Set down each entry from the block beneath, exactly as written.

Stored data ▸

- - - - - - -

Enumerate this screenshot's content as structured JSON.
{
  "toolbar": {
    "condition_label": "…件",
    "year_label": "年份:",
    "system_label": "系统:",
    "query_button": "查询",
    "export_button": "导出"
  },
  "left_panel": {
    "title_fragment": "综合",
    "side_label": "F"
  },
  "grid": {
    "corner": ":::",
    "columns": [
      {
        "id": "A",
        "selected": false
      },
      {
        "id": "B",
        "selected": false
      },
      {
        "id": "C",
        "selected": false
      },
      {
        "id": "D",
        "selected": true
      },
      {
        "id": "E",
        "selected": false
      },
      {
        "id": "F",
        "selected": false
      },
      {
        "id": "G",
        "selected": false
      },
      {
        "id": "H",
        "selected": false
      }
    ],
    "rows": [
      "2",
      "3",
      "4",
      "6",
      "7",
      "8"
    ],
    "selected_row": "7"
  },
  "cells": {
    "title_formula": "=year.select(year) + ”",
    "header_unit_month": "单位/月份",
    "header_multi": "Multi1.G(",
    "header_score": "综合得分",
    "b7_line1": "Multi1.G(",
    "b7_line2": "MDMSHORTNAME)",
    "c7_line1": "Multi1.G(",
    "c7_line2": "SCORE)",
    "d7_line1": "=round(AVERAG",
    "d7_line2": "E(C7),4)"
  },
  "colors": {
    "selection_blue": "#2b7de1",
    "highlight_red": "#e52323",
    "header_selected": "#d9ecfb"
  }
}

- - - - - - -

SOLUTION FOR THIS PROBLEM ▸
Enumerate this screenshot's content as structured JSON.
{
  "toolbar": {
    "condition_label": "…件",
    "year_label": "年份:",
    "system_label": "系统:",
    "query_button": "查询",
    "export_button": "导出"
  },
  "left_panel": {
    "title_fragment": "综合",
    "side_label": "F"
  },
  "grid": {
    "corner": ":::",
    "columns": [
      {
        "id": "A",
        "selected": false
      },
      {
        "id": "B",
        "selected": false
      },
      {
        "id": "C",
        "selected": false
      },
      {
        "id": "D",
        "selected": true
      },
      {
        "id": "E",
        "selected": false
      },
      {
        "id": "F",
        "selected": false
      },
      {
        "id": "G",
        "selected": false
      },
      {
        "id": "H",
        "selected": false
      }
    ],
    "rows": [
      "2",
      "3",
      "4",
      "6",
      "7",
      "8"
    ],
    "selected_row": "7"
  },
  "cells": {
    "title_formula": "=year.select(year) + ”",
    "header_unit_month": "单位/月份",
    "header_multi": "Multi1.G(",
    "header_score": "综合得分",
    "b7_line1": "Multi1.G(",
    "b7_line2": "MDMSHORTNAME)",
    "c7_line1": "Multi1.G(",
    "c7_line2": "SCORE)",
    "d7_line1": "=round(AVERAG",
    "d7_line2": "E(C7),4)"
  },
  "colors": {
    "selection_blue": "#2b7de1",
    "highlight_red": "#e52323",
    "header_selected": "#d9ecfb"
  }
}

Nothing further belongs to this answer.